_TASK TO COMPLETE_
Every line in the listing is to be echoed verbatim.

:: INFORMATION GIVEN

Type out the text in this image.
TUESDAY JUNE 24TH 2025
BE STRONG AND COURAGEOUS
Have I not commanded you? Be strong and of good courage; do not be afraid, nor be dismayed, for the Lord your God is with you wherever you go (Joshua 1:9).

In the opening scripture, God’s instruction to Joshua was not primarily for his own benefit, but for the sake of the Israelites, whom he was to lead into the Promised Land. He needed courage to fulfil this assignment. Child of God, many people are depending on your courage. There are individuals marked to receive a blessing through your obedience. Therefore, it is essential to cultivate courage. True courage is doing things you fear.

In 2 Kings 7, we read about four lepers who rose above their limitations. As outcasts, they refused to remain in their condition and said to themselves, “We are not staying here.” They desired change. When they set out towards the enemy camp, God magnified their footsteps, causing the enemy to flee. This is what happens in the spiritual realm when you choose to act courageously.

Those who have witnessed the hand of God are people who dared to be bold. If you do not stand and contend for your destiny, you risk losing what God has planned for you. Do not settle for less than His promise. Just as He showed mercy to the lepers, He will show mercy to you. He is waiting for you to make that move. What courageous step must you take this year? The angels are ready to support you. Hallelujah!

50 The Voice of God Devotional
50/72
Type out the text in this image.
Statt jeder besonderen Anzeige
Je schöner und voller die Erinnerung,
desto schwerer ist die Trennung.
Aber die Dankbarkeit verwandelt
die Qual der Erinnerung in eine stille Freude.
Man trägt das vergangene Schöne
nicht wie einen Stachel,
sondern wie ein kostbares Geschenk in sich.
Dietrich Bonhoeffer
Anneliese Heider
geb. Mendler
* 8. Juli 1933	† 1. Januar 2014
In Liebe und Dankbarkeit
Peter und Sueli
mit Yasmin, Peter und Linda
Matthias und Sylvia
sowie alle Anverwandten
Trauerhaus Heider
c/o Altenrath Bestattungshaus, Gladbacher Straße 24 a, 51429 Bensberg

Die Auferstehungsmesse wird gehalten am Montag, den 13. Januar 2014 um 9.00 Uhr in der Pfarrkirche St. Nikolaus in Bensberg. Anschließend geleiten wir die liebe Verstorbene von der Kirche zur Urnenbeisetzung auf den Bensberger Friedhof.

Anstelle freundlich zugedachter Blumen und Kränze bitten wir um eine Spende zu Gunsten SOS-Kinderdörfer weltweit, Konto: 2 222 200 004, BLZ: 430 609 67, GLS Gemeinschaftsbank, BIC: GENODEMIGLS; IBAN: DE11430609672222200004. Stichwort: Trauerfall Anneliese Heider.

::::

_SOLVED PROBLEM_
Type out the text in this image.
TUESDAY JUNE 24TH 2025
BE STRONG AND COURAGEOUS
Have I not commanded you? Be strong and of good courage; do not be afraid, nor be dismayed, for the Lord your God is with you wherever you go (Joshua 1:9).

In the opening scripture, God’s instruction to Joshua was not primarily for his own benefit, but for the sake of the Israelites, whom he was to lead into the Promised Land. He needed courage to fulfil this assignment. Child of God, many people are depending on your courage. There are individuals marked to receive a blessing through your obedience. Therefore, it is essential to cultivate courage. True courage is doing things you fear.

In 2 Kings 7, we read about four lepers who rose above their limitations. As outcasts, they refused to remain in their condition and said to themselves, “We are not staying here.” They desired change. When they set out towards the enemy camp, God magnified their footsteps, causing the enemy to flee. This is what happens in the spiritual realm when you choose to act courageously.

Those who have witnessed the hand of God are people who dared to be bold. If you do not stand and contend for your destiny, you risk losing what God has planned for you. Do not settle for less than His promise. Just as He showed mercy to the lepers, He will show mercy to you. He is waiting for you to make that move. What courageous step must you take this year? The angels are ready to support you. Hallelujah!

50 The Voice of God Devotional
50/72
Type out the text in this image.
Statt jeder besonderen Anzeige
Je schöner und voller die Erinnerung,
desto schwerer ist die Trennung.
Aber die Dankbarkeit verwandelt
die Qual der Erinnerung in eine stille Freude.
Man trägt das vergangene Schöne
nicht wie einen Stachel,
sondern wie ein kostbares Geschenk in sich.
Dietrich Bonhoeffer
Anneliese Heider
geb. Mendler
* 8. Juli 1933	† 1. Januar 2014
In Liebe und Dankbarkeit
Peter und Sueli
mit Yasmin, Peter und Linda
Matthias und Sylvia
sowie alle Anverwandten
Trauerhaus Heider
c/o Altenrath Bestattungshaus, Gladbacher Straße 24 a, 51429 Bensberg

Die Auferstehungsmesse wird gehalten am Montag, den 13. Januar 2014 um 9.00 Uhr in der Pfarrkirche St. Nikolaus in Bensberg. Anschließend geleiten wir die liebe Verstorbene von der Kirche zur Urnenbeisetzung auf den Bensberger Friedhof.

Anstelle freundlich zugedachter Blumen und Kränze bitten wir um eine Spende zu Gunsten SOS-Kinderdörfer weltweit, Konto: 2 222 200 004, BLZ: 430 609 67, GLS Gemeinschaftsbank, BIC: GENODEMIGLS; IBAN: DE11430609672222200004. Stichwort: Trauerfall Anneliese Heider.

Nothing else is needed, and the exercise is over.